* start *
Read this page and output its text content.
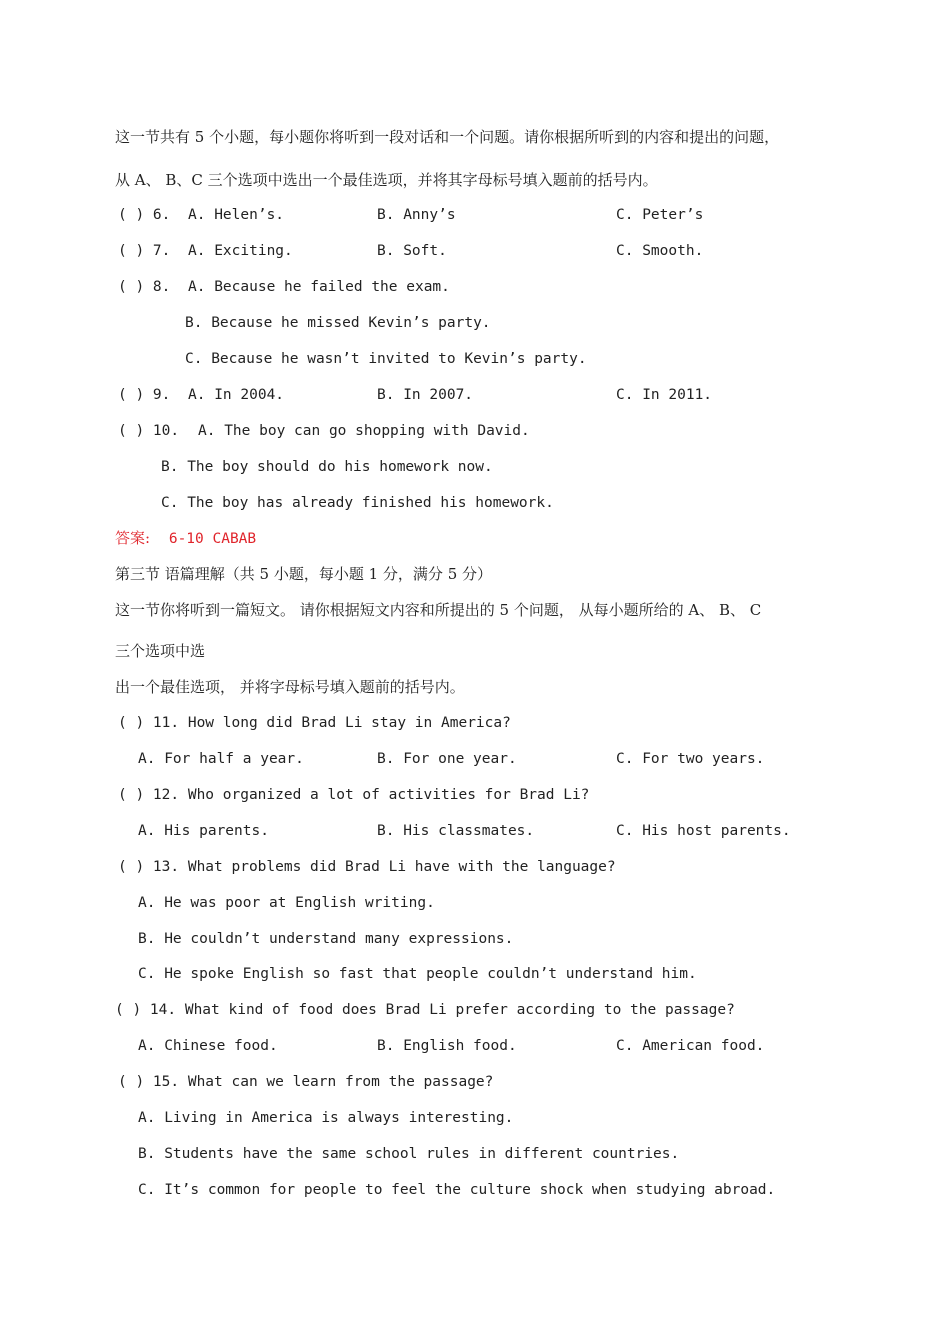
这一节共有 5 个小题，每小题你将听到一段对话和一个问题。请你根据所听到的内容和提出的问题，
从 A、 B、C 三个选项中选出一个最佳选项，并将其字母标号填入题前的括号内。
( ) 6. A. Helen’s.	B. Anny’s	C. Peter’s
( ) 7. A. Exciting.	B. Soft.	C. Smooth.
( ) 8. A. Because he failed the exam.
B. Because he missed Kevin’s party.
C. Because he wasn’t invited to Kevin’s party.
( ) 9. A. In 2004.	B. In 2007.	C. In 2011.
( ) 10. A. The boy can go shopping with David.
B. The boy should do his homework now.
C. The boy has already finished his homework.
答案: 6-10 CABAB
第三节 语篇理解（共 5 小题，每小题 1 分，满分 5 分）
这一节你将听到一篇短文。 请你根据短文内容和所提出的 5 个问题， 从每小题所给的 A、 B、 C
三个选项中选
出一个最佳选项， 并将字母标号填入题前的括号内。
( ) 11. How long did Brad Li stay in America?
A. For half a year.	B. For one year.	C. For two years.
( ) 12. Who organized a lot of activities for Brad Li?
A. His parents.	B. His classmates.	C. His host parents.
( ) 13. What problems did Brad Li have with the language?
A. He was poor at English writing.
B. He couldn’t understand many expressions.
C. He spoke English so fast that people couldn’t understand him.
( ) 14. What kind of food does Brad Li prefer according to the passage?
A. Chinese food.	B. English food.	C. American food.
( ) 15. What can we learn from the passage?
A. Living in America is always interesting.
B. Students have the same school rules in different countries.
C. It’s common for people to feel the culture shock when studying abroad.
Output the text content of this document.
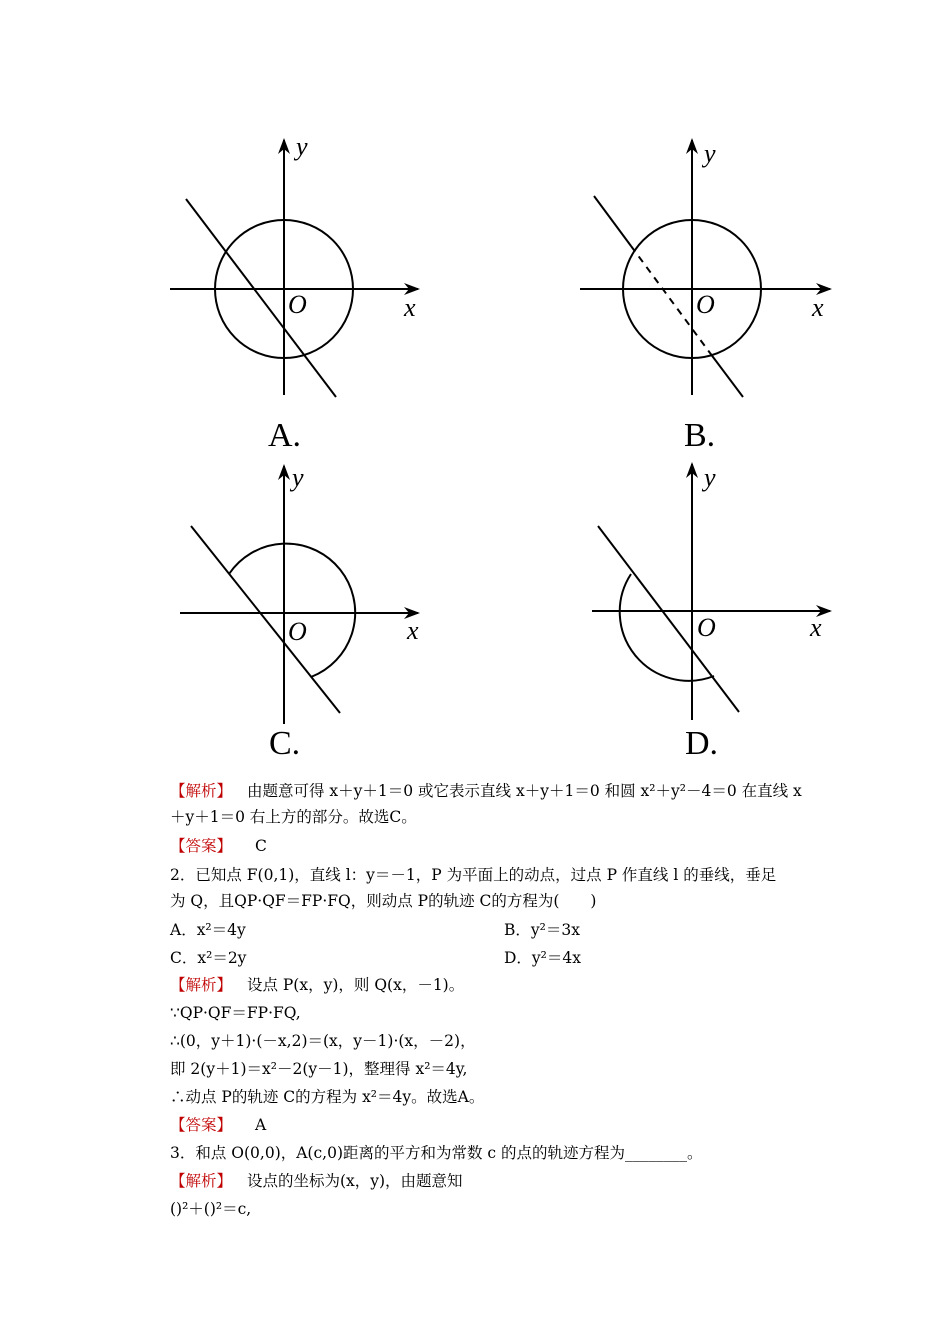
y
x
O
A.
y
x
O
B.
y
x
O
C.
y
x
O
D.
【解析】 由题意可得 x＋y＋1＝0 或它表示直线 x＋y＋1＝0 和圆 x²＋y²－4＝0 在直线 x
＋y＋1＝0 右上方的部分。故选C。
【答案】 C
2．已知点 F(0,1)，直线 l：y＝－1，P 为平面上的动点，过点 P 作直线 l 的垂线，垂足
为 Q，且QP·QF＝FP·FQ，则动点 P的轨迹 C的方程为(　　)
A．x²＝4y	B．y²＝3x
C．x²＝2y	D．y²＝4x
【解析】 设点 P(x，y)，则 Q(x，－1)。
∵QP·QF＝FP·FQ,
∴(0，y＋1)·(－x,2)＝(x，y－1)·(x，－2)，
即 2(y＋1)＝x²－2(y－1)，整理得 x²＝4y,
∴动点 P的轨迹 C的方程为 x²＝4y。故选A。
【答案】 A
3．和点 O(0,0)，A(c,0)距离的平方和为常数 c 的点的轨迹方程为________。
【解析】 设点的坐标为(x，y)，由题意知
()²＋()²＝c,
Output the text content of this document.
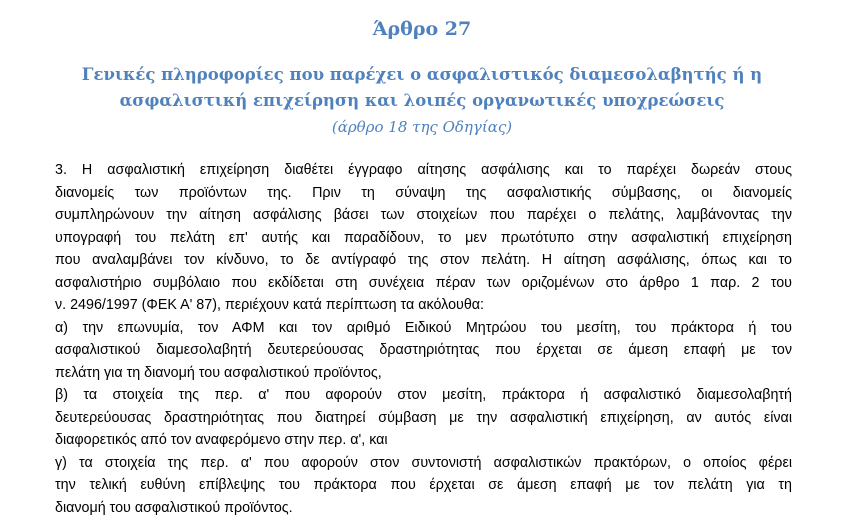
Άρθρο 27
Γενικές πληροφορίες που παρέχει ο ασφαλιστικός διαμεσολαβητής ή η
ασφαλιστική επιχείρηση και λοιπές οργανωτικές υποχρεώσεις
(άρθρο 18 της Οδηγίας)
3. Η ασφαλιστική επιχείρηση διαθέτει έγγραφο αίτησης ασφάλισης και το παρέχει δωρεάν στους
διανομείς των προϊόντων της. Πριν τη σύναψη της ασφαλιστικής σύμβασης, οι διανομείς
συμπληρώνουν την αίτηση ασφάλισης βάσει των στοιχείων που παρέχει ο πελάτης, λαμβάνοντας την
υπογραφή του πελάτη επ' αυτής και παραδίδουν, το μεν πρωτότυπο στην ασφαλιστική επιχείρηση
που αναλαμβάνει τον κίνδυνο, το δε αντίγραφό της στον πελάτη. Η αίτηση ασφάλισης, όπως και το
ασφαλιστήριο συμβόλαιο που εκδίδεται στη συνέχεια πέραν των οριζομένων στο άρθρο 1 παρ. 2 του
ν. 2496/1997 (ΦΕΚ Α' 87), περιέχουν κατά περίπτωση τα ακόλουθα:
α) την επωνυμία, τον ΑΦΜ και τον αριθμό Ειδικού Μητρώου του μεσίτη, του πράκτορα ή του
ασφαλιστικού διαμεσολαβητή δευτερεύουσας δραστηριότητας που έρχεται σε άμεση επαφή με τον
πελάτη για τη διανομή του ασφαλιστικού προϊόντος,
β) τα στοιχεία της περ. α' που αφορούν στον μεσίτη, πράκτορα ή ασφαλιστικό διαμεσολαβητή
δευτερεύουσας δραστηριότητας που διατηρεί σύμβαση με την ασφαλιστική επιχείρηση, αν αυτός είναι
διαφορετικός από τον αναφερόμενο στην περ. α', και
γ) τα στοιχεία της περ. α' που αφορούν στον συντονιστή ασφαλιστικών πρακτόρων, ο οποίος φέρει
την τελική ευθύνη επίβλεψης του πράκτορα που έρχεται σε άμεση επαφή με τον πελάτη για τη
διανομή του ασφαλιστικού προϊόντος.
* end *
Select the lines in this material that hold the word "προϊόντος", leaving none out.

The result
πελάτη για τη διανομή του ασφαλιστικού προϊόντος,
διανομή του ασφαλιστικού προϊόντος.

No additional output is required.